** START Exercise data **
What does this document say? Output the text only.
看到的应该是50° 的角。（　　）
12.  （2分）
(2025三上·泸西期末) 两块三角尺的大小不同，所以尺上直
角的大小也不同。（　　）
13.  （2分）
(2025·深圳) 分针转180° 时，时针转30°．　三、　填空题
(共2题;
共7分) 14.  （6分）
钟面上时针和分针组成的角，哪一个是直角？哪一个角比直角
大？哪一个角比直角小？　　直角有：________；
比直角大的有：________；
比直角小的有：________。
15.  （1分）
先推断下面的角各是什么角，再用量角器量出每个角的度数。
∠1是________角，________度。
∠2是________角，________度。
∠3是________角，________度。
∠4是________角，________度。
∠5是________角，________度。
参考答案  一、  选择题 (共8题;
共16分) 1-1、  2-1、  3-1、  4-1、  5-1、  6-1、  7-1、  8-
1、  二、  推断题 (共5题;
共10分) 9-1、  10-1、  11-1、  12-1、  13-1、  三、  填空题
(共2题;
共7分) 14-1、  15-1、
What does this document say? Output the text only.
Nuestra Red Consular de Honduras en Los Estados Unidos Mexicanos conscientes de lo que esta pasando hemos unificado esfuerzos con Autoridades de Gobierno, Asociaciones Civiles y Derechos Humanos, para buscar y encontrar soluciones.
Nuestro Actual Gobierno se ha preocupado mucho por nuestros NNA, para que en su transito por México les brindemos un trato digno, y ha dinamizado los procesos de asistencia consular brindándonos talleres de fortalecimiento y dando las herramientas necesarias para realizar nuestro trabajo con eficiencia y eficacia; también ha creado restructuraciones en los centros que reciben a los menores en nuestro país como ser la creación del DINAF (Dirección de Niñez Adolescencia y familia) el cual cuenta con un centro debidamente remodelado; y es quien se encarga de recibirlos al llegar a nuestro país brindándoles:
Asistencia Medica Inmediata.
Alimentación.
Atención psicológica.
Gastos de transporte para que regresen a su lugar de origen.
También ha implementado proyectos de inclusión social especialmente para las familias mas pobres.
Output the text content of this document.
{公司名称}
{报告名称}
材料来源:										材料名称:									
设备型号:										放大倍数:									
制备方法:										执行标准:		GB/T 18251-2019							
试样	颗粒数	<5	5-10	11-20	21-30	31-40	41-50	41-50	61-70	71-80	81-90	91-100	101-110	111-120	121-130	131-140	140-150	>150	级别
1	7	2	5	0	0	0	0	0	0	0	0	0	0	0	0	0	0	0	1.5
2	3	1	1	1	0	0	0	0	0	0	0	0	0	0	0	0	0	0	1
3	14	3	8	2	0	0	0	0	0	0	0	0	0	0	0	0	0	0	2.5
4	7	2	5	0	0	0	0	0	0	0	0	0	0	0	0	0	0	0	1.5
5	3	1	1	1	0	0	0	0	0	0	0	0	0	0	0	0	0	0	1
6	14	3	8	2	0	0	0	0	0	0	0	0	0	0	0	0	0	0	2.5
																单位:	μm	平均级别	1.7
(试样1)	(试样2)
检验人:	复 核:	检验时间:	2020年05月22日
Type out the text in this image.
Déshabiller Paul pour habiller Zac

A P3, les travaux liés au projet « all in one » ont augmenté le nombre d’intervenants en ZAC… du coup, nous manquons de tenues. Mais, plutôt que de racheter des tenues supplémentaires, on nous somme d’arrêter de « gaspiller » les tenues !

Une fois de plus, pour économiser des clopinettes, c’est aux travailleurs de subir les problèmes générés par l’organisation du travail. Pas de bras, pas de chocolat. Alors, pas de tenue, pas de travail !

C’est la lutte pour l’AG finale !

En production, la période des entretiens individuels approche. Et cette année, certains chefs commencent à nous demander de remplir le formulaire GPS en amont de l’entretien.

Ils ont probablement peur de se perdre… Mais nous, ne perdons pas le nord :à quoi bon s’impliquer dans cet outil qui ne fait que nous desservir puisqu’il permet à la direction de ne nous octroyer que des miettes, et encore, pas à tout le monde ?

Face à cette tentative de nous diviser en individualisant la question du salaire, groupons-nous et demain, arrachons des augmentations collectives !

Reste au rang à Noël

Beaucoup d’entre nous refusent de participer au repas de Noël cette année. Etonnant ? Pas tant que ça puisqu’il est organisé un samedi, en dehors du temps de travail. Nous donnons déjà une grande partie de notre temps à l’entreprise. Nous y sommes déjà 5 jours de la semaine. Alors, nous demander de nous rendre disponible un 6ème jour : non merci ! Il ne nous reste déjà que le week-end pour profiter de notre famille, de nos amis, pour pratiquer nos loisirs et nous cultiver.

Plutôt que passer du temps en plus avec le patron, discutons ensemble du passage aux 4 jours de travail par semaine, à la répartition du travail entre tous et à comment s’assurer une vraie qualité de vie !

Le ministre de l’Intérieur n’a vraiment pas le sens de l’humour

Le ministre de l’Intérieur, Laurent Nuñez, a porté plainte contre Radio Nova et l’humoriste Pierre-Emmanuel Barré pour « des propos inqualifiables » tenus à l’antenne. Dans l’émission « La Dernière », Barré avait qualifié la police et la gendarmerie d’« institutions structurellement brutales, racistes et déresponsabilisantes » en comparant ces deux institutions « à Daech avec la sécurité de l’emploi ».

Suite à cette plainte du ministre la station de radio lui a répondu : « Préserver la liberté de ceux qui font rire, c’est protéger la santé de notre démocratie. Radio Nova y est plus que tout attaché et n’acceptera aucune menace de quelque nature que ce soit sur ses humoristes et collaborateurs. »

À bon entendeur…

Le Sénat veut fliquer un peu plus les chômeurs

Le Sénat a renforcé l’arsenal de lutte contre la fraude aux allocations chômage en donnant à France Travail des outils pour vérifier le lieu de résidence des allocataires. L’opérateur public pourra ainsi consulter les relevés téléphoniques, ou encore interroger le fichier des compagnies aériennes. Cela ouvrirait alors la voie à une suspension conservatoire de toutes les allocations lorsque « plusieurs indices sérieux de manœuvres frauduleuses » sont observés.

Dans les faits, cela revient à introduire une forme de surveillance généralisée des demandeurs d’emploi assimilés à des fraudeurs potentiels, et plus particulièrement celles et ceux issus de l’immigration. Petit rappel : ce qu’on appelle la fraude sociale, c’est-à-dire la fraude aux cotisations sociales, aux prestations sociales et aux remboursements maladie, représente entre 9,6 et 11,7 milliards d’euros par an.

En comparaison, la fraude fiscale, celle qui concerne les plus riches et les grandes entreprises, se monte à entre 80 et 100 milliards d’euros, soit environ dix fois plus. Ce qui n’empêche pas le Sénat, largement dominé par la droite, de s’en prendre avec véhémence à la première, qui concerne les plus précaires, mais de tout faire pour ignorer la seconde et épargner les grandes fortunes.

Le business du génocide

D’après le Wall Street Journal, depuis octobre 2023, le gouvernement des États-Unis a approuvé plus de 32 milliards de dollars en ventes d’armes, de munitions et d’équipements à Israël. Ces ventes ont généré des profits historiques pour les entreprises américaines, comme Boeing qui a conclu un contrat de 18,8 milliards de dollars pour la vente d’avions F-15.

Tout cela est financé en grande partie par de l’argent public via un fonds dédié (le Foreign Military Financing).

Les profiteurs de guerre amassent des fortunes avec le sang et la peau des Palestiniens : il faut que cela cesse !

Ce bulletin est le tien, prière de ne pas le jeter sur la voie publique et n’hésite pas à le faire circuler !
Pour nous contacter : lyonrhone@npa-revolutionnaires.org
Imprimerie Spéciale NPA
** END Exercise data **
▶ Problem description:
Recite the full listing above exactly.

▶ Solved problem:
What does this document say? Output the text only.
看到的应该是50° 的角。（　　）
12.  （2分）
(2025三上·泸西期末) 两块三角尺的大小不同，所以尺上直
角的大小也不同。（　　）
13.  （2分）
(2025·深圳) 分针转180° 时，时针转30°．　三、　填空题
(共2题;
共7分) 14.  （6分）
钟面上时针和分针组成的角，哪一个是直角？哪一个角比直角
大？哪一个角比直角小？　　直角有：________；
比直角大的有：________；
比直角小的有：________。
15.  （1分）
先推断下面的角各是什么角，再用量角器量出每个角的度数。
∠1是________角，________度。
∠2是________角，________度。
∠3是________角，________度。
∠4是________角，________度。
∠5是________角，________度。
参考答案  一、  选择题 (共8题;
共16分) 1-1、  2-1、  3-1、  4-1、  5-1、  6-1、  7-1、  8-
1、  二、  推断题 (共5题;
共10分) 9-1、  10-1、  11-1、  12-1、  13-1、  三、  填空题
(共2题;
共7分) 14-1、  15-1、
What does this document say? Output the text only.
Nuestra Red Consular de Honduras en Los Estados Unidos Mexicanos conscientes de lo que esta pasando hemos unificado esfuerzos con Autoridades de Gobierno, Asociaciones Civiles y Derechos Humanos, para buscar y encontrar soluciones.
Nuestro Actual Gobierno se ha preocupado mucho por nuestros NNA, para que en su transito por México les brindemos un trato digno, y ha dinamizado los procesos de asistencia consular brindándonos talleres de fortalecimiento y dando las herramientas necesarias para realizar nuestro trabajo con eficiencia y eficacia; también ha creado restructuraciones en los centros que reciben a los menores en nuestro país como ser la creación del DINAF (Dirección de Niñez Adolescencia y familia) el cual cuenta con un centro debidamente remodelado; y es quien se encarga de recibirlos al llegar a nuestro país brindándoles:
Asistencia Medica Inmediata.
Alimentación.
Atención psicológica.
Gastos de transporte para que regresen a su lugar de origen.
También ha implementado proyectos de inclusión social especialmente para las familias mas pobres.
Output the text content of this document.
{公司名称}
{报告名称}
材料来源:										材料名称:									
设备型号:										放大倍数:									
制备方法:										执行标准:		GB/T 18251-2019							
试样	颗粒数	<5	5-10	11-20	21-30	31-40	41-50	41-50	61-70	71-80	81-90	91-100	101-110	111-120	121-130	131-140	140-150	>150	级别
1	7	2	5	0	0	0	0	0	0	0	0	0	0	0	0	0	0	0	1.5
2	3	1	1	1	0	0	0	0	0	0	0	0	0	0	0	0	0	0	1
3	14	3	8	2	0	0	0	0	0	0	0	0	0	0	0	0	0	0	2.5
4	7	2	5	0	0	0	0	0	0	0	0	0	0	0	0	0	0	0	1.5
5	3	1	1	1	0	0	0	0	0	0	0	0	0	0	0	0	0	0	1
6	14	3	8	2	0	0	0	0	0	0	0	0	0	0	0	0	0	0	2.5
																单位:	μm	平均级别	1.7
(试样1)	(试样2)
检验人:	复 核:	检验时间:	2020年05月22日
Type out the text in this image.
Déshabiller Paul pour habiller Zac

A P3, les travaux liés au projet « all in one » ont augmenté le nombre d’intervenants en ZAC… du coup, nous manquons de tenues. Mais, plutôt que de racheter des tenues supplémentaires, on nous somme d’arrêter de « gaspiller » les tenues !

Une fois de plus, pour économiser des clopinettes, c’est aux travailleurs de subir les problèmes générés par l’organisation du travail. Pas de bras, pas de chocolat. Alors, pas de tenue, pas de travail !

C’est la lutte pour l’AG finale !

En production, la période des entretiens individuels approche. Et cette année, certains chefs commencent à nous demander de remplir le formulaire GPS en amont de l’entretien.

Ils ont probablement peur de se perdre… Mais nous, ne perdons pas le nord :à quoi bon s’impliquer dans cet outil qui ne fait que nous desservir puisqu’il permet à la direction de ne nous octroyer que des miettes, et encore, pas à tout le monde ?

Face à cette tentative de nous diviser en individualisant la question du salaire, groupons-nous et demain, arrachons des augmentations collectives !

Reste au rang à Noël

Beaucoup d’entre nous refusent de participer au repas de Noël cette année. Etonnant ? Pas tant que ça puisqu’il est organisé un samedi, en dehors du temps de travail. Nous donnons déjà une grande partie de notre temps à l’entreprise. Nous y sommes déjà 5 jours de la semaine. Alors, nous demander de nous rendre disponible un 6ème jour : non merci ! Il ne nous reste déjà que le week-end pour profiter de notre famille, de nos amis, pour pratiquer nos loisirs et nous cultiver.

Plutôt que passer du temps en plus avec le patron, discutons ensemble du passage aux 4 jours de travail par semaine, à la répartition du travail entre tous et à comment s’assurer une vraie qualité de vie !

Le ministre de l’Intérieur n’a vraiment pas le sens de l’humour

Le ministre de l’Intérieur, Laurent Nuñez, a porté plainte contre Radio Nova et l’humoriste Pierre-Emmanuel Barré pour « des propos inqualifiables » tenus à l’antenne. Dans l’émission « La Dernière », Barré avait qualifié la police et la gendarmerie d’« institutions structurellement brutales, racistes et déresponsabilisantes » en comparant ces deux institutions « à Daech avec la sécurité de l’emploi ».

Suite à cette plainte du ministre la station de radio lui a répondu : « Préserver la liberté de ceux qui font rire, c’est protéger la santé de notre démocratie. Radio Nova y est plus que tout attaché et n’acceptera aucune menace de quelque nature que ce soit sur ses humoristes et collaborateurs. »

À bon entendeur…

Le Sénat veut fliquer un peu plus les chômeurs

Le Sénat a renforcé l’arsenal de lutte contre la fraude aux allocations chômage en donnant à France Travail des outils pour vérifier le lieu de résidence des allocataires. L’opérateur public pourra ainsi consulter les relevés téléphoniques, ou encore interroger le fichier des compagnies aériennes. Cela ouvrirait alors la voie à une suspension conservatoire de toutes les allocations lorsque « plusieurs indices sérieux de manœuvres frauduleuses » sont observés.

Dans les faits, cela revient à introduire une forme de surveillance généralisée des demandeurs d’emploi assimilés à des fraudeurs potentiels, et plus particulièrement celles et ceux issus de l’immigration. Petit rappel : ce qu’on appelle la fraude sociale, c’est-à-dire la fraude aux cotisations sociales, aux prestations sociales et aux remboursements maladie, représente entre 9,6 et 11,7 milliards d’euros par an.

En comparaison, la fraude fiscale, celle qui concerne les plus riches et les grandes entreprises, se monte à entre 80 et 100 milliards d’euros, soit environ dix fois plus. Ce qui n’empêche pas le Sénat, largement dominé par la droite, de s’en prendre avec véhémence à la première, qui concerne les plus précaires, mais de tout faire pour ignorer la seconde et épargner les grandes fortunes.

Le business du génocide

D’après le Wall Street Journal, depuis octobre 2023, le gouvernement des États-Unis a approuvé plus de 32 milliards de dollars en ventes d’armes, de munitions et d’équipements à Israël. Ces ventes ont généré des profits historiques pour les entreprises américaines, comme Boeing qui a conclu un contrat de 18,8 milliards de dollars pour la vente d’avions F-15.

Tout cela est financé en grande partie par de l’argent public via un fonds dédié (le Foreign Military Financing).

Les profiteurs de guerre amassent des fortunes avec le sang et la peau des Palestiniens : il faut que cela cesse !

Ce bulletin est le tien, prière de ne pas le jeter sur la voie publique et n’hésite pas à le faire circuler !
Pour nous contacter : lyonrhone@npa-revolutionnaires.org
Imprimerie Spéciale NPA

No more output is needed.